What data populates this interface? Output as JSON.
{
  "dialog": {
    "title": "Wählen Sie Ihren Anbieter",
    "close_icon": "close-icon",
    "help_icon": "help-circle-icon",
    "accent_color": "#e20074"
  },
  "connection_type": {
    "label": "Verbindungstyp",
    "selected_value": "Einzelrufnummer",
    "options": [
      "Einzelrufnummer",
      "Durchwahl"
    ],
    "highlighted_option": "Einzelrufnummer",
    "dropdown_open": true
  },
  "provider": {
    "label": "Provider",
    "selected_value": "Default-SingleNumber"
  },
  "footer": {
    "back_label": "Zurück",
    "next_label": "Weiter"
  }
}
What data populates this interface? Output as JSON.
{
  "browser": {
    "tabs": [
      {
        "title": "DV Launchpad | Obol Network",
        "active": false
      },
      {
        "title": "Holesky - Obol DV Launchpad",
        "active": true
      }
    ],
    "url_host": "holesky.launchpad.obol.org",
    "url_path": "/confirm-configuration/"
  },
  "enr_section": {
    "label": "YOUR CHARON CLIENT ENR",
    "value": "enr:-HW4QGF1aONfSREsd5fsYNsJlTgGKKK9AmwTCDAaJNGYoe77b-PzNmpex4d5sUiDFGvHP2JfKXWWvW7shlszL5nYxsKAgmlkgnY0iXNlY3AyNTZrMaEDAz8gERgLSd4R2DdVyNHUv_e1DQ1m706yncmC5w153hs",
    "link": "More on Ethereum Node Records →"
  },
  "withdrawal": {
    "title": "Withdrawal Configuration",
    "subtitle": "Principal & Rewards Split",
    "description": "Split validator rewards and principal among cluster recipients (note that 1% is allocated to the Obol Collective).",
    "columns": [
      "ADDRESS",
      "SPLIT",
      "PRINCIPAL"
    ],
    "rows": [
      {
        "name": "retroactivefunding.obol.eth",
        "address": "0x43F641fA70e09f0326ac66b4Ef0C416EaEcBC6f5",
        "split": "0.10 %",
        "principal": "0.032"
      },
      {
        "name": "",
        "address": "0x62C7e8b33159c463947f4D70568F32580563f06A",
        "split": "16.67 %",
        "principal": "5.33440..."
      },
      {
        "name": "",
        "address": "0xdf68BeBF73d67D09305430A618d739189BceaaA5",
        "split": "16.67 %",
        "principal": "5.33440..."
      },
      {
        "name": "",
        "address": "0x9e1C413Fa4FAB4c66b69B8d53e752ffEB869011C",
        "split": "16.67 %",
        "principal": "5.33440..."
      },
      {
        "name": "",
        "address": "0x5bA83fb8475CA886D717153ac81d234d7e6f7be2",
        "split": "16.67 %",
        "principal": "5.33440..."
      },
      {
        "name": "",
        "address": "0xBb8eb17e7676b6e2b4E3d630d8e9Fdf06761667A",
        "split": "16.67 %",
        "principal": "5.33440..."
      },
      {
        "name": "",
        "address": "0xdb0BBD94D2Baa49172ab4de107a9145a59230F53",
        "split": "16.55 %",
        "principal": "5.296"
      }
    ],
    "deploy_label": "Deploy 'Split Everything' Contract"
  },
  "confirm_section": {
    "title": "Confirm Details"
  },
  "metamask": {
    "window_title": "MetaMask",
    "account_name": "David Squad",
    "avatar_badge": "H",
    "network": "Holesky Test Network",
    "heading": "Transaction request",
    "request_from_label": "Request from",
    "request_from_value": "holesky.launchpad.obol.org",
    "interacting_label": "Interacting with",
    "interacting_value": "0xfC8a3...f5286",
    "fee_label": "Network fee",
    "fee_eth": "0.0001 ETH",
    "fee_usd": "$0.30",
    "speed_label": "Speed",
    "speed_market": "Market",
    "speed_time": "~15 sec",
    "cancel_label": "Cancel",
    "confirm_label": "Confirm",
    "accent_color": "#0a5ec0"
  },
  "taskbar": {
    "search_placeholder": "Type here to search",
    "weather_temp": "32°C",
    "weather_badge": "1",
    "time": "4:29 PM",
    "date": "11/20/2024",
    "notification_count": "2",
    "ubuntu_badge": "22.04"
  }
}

________________

§ **The task**: Please set down all the data word for word.

§ **Written response**:
What data populates this interface? Output as JSON.
{
  "dialog": {
    "title": "Wählen Sie Ihren Anbieter",
    "close_icon": "close-icon",
    "help_icon": "help-circle-icon",
    "accent_color": "#e20074"
  },
  "connection_type": {
    "label": "Verbindungstyp",
    "selected_value": "Einzelrufnummer",
    "options": [
      "Einzelrufnummer",
      "Durchwahl"
    ],
    "highlighted_option": "Einzelrufnummer",
    "dropdown_open": true
  },
  "provider": {
    "label": "Provider",
    "selected_value": "Default-SingleNumber"
  },
  "footer": {
    "back_label": "Zurück",
    "next_label": "Weiter"
  }
}
What data populates this interface? Output as JSON.
{
  "browser": {
    "tabs": [
      {
        "title": "DV Launchpad | Obol Network",
        "active": false
      },
      {
        "title": "Holesky - Obol DV Launchpad",
        "active": true
      }
    ],
    "url_host": "holesky.launchpad.obol.org",
    "url_path": "/confirm-configuration/"
  },
  "enr_section": {
    "label": "YOUR CHARON CLIENT ENR",
    "value": "enr:-HW4QGF1aONfSREsd5fsYNsJlTgGKKK9AmwTCDAaJNGYoe77b-PzNmpex4d5sUiDFGvHP2JfKXWWvW7shlszL5nYxsKAgmlkgnY0iXNlY3AyNTZrMaEDAz8gERgLSd4R2DdVyNHUv_e1DQ1m706yncmC5w153hs",
    "link": "More on Ethereum Node Records →"
  },
  "withdrawal": {
    "title": "Withdrawal Configuration",
    "subtitle": "Principal & Rewards Split",
    "description": "Split validator rewards and principal among cluster recipients (note that 1% is allocated to the Obol Collective).",
    "columns": [
      "ADDRESS",
      "SPLIT",
      "PRINCIPAL"
    ],
    "rows": [
      {
        "name": "retroactivefunding.obol.eth",
        "address": "0x43F641fA70e09f0326ac66b4Ef0C416EaEcBC6f5",
        "split": "0.10 %",
        "principal": "0.032"
      },
      {
        "name": "",
        "address": "0x62C7e8b33159c463947f4D70568F32580563f06A",
        "split": "16.67 %",
        "principal": "5.33440..."
      },
      {
        "name": "",
        "address": "0xdf68BeBF73d67D09305430A618d739189BceaaA5",
        "split": "16.67 %",
        "principal": "5.33440..."
      },
      {
        "name": "",
        "address": "0x9e1C413Fa4FAB4c66b69B8d53e752ffEB869011C",
        "split": "16.67 %",
        "principal": "5.33440..."
      },
      {
        "name": "",
        "address": "0x5bA83fb8475CA886D717153ac81d234d7e6f7be2",
        "split": "16.67 %",
        "principal": "5.33440..."
      },
      {
        "name": "",
        "address": "0xBb8eb17e7676b6e2b4E3d630d8e9Fdf06761667A",
        "split": "16.67 %",
        "principal": "5.33440..."
      },
      {
        "name": "",
        "address": "0xdb0BBD94D2Baa49172ab4de107a9145a59230F53",
        "split": "16.55 %",
        "principal": "5.296"
      }
    ],
    "deploy_label": "Deploy 'Split Everything' Contract"
  },
  "confirm_section": {
    "title": "Confirm Details"
  },
  "metamask": {
    "window_title": "MetaMask",
    "account_name": "David Squad",
    "avatar_badge": "H",
    "network": "Holesky Test Network",
    "heading": "Transaction request",
    "request_from_label": "Request from",
    "request_from_value": "holesky.launchpad.obol.org",
    "interacting_label": "Interacting with",
    "interacting_value": "0xfC8a3...f5286",
    "fee_label": "Network fee",
    "fee_eth": "0.0001 ETH",
    "fee_usd": "$0.30",
    "speed_label": "Speed",
    "speed_market": "Market",
    "speed_time": "~15 sec",
    "cancel_label": "Cancel",
    "confirm_label": "Confirm",
    "accent_color": "#0a5ec0"
  },
  "taskbar": {
    "search_placeholder": "Type here to search",
    "weather_temp": "32°C",
    "weather_badge": "1",
    "time": "4:29 PM",
    "date": "11/20/2024",
    "notification_count": "2",
    "ubuntu_badge": "22.04"
  }
}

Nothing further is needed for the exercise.